### Set task A
Retype the stretch of the entries from the line that contains "leopard-illustration [197,186,697,498]" through the end of the entries, keeping every line exactly as it appears.

### Source passage
>> begin

It will be understood that although the terms first, second, third, etc., may be used herein to describe various elements, components, regions, layers, and/or sections, these elements, components, regions, layers, and/or sections should not be limited by these terms. These terms are only used to distinguish one element, component, region, layer, and/or section from another element, component, region, layer, and/or section. For example, a first element, component, region, layer, and/or section could be termed a second element, component, region, layer, and/or section without departing from the teachings of example embodiments.

Spatially relative terms, such as “beneath,” “below,” “lower,” “above,” “upper,” and the like may be used herein for ease of description to describe the relationship of one component and/or feature to another component and/or feature, or other component(s) and/or feature(s), as illustrated in the drawings. It will be understood that the spatially relative terms are intended to encompass different orientations of the device in use or operation in addition to the orientation depicted in the figures.

The terminology used herein is for the purpose of describing particular example embodiments only and is not intended to be limiting. As used herein, the singular forms “a,” “an,” and “the” are intended to include the plural forms as well, unless the context clearly indicates otherwise. It will be further understood that the terms “comprises,” “comprising,” “includes,” and/or “including,” when used in this specification, specify the presence of stated features, integers, steps, operations, elements, and/or components, but do not preclude the presence or addition of one or more other features, integers, steps, operations, elements, and/or components.

Unless otherwise defined, all terms (including technical and scientific terms) used herein have the same meaning as commonly understood by one of ordinary skill in the art to which example embodiments belong. It will be further understood that terms, such as those defined in commonly used dictionaries, should be interpreted as having a meaning that is consistent with their meaning in the context of the relevant art and should not be interpreted in an idealized or overly formal sense unless expressly so defined herein.

>> end

### Set task B
List every spatially relative term that the passage on claim terminology names as an example.

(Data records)
>> begin

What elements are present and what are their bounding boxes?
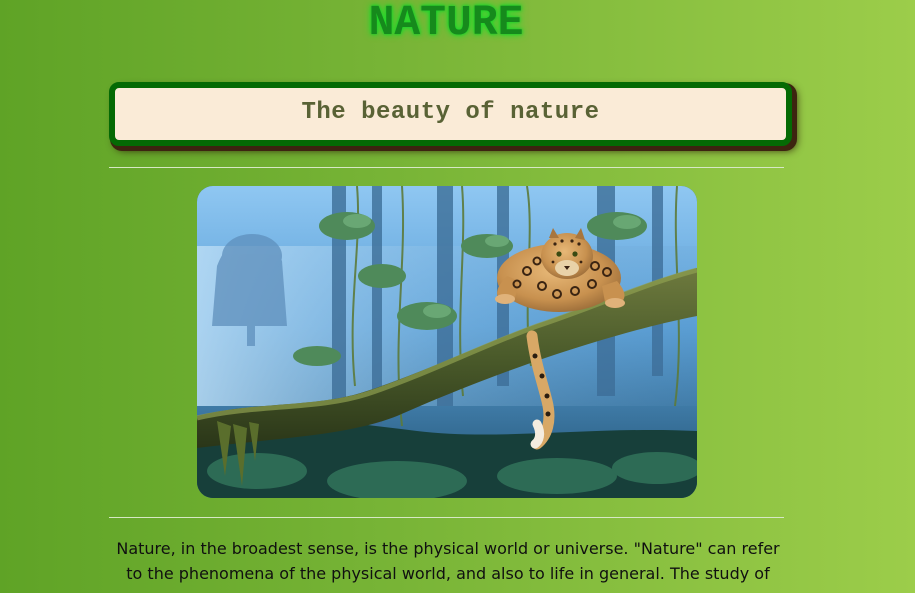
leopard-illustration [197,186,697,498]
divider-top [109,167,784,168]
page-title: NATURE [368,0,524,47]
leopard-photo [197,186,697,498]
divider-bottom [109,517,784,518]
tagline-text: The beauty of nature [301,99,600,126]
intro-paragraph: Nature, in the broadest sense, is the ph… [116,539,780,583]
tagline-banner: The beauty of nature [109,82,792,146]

>> end

### Written response A
leopard-illustration [197,186,697,498]
divider-top [109,167,784,168]
page-title: NATURE [368,0,524,47]
leopard-photo [197,186,697,498]
divider-bottom [109,517,784,518]
tagline-text: The beauty of nature [301,99,600,126]
intro-paragraph: Nature, in the broadest sense, is the ph… [116,539,780,583]
tagline-banner: The beauty of nature [109,82,792,146]

### Written response B
beneath, below, lower, above, upper